WHAT IS ASKED >>
Write out the whole listing again, exactly as given.

[Figure collection entries]

▬▬▬

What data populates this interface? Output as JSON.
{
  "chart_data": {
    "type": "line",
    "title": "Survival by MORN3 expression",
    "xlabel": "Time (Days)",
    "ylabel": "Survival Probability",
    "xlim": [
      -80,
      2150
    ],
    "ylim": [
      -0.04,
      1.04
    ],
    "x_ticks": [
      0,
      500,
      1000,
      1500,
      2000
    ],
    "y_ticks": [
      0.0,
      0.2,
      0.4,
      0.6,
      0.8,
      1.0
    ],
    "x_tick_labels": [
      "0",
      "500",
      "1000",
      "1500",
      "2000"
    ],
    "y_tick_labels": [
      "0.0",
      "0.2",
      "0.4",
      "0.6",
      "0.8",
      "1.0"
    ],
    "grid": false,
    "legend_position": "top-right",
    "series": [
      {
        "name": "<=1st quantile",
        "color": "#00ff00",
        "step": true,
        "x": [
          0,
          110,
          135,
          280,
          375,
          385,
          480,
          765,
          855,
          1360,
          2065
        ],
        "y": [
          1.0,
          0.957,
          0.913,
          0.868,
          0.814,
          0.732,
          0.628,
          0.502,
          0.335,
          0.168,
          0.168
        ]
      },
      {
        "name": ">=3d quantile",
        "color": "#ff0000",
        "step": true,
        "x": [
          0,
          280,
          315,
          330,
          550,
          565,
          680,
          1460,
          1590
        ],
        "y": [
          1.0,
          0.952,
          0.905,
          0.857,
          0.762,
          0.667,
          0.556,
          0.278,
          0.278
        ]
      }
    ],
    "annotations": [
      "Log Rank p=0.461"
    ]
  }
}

▬▬▬

FINISHED TASK >>
What data populates this interface? Output as JSON.
{
  "chart_data": {
    "type": "line",
    "title": "Survival by MORN3 expression",
    "xlabel": "Time (Days)",
    "ylabel": "Survival Probability",
    "xlim": [
      -80,
      2150
    ],
    "ylim": [
      -0.04,
      1.04
    ],
    "x_ticks": [
      0,
      500,
      1000,
      1500,
      2000
    ],
    "y_ticks": [
      0.0,
      0.2,
      0.4,
      0.6,
      0.8,
      1.0
    ],
    "x_tick_labels": [
      "0",
      "500",
      "1000",
      "1500",
      "2000"
    ],
    "y_tick_labels": [
      "0.0",
      "0.2",
      "0.4",
      "0.6",
      "0.8",
      "1.0"
    ],
    "grid": false,
    "legend_position": "top-right",
    "series": [
      {
        "name": "<=1st quantile",
        "color": "#00ff00",
        "step": true,
        "x": [
          0,
          110,
          135,
          280,
          375,
          385,
          480,
          765,
          855,
          1360,
          2065
        ],
        "y": [
          1.0,
          0.957,
          0.913,
          0.868,
          0.814,
          0.732,
          0.628,
          0.502,
          0.335,
          0.168,
          0.168
        ]
      },
      {
        "name": ">=3d quantile",
        "color": "#ff0000",
        "step": true,
        "x": [
          0,
          280,
          315,
          330,
          550,
          565,
          680,
          1460,
          1590
        ],
        "y": [
          1.0,
          0.952,
          0.905,
          0.857,
          0.762,
          0.667,
          0.556,
          0.278,
          0.278
        ]
      }
    ],
    "annotations": [
      "Log Rank p=0.461"
    ]
  }
}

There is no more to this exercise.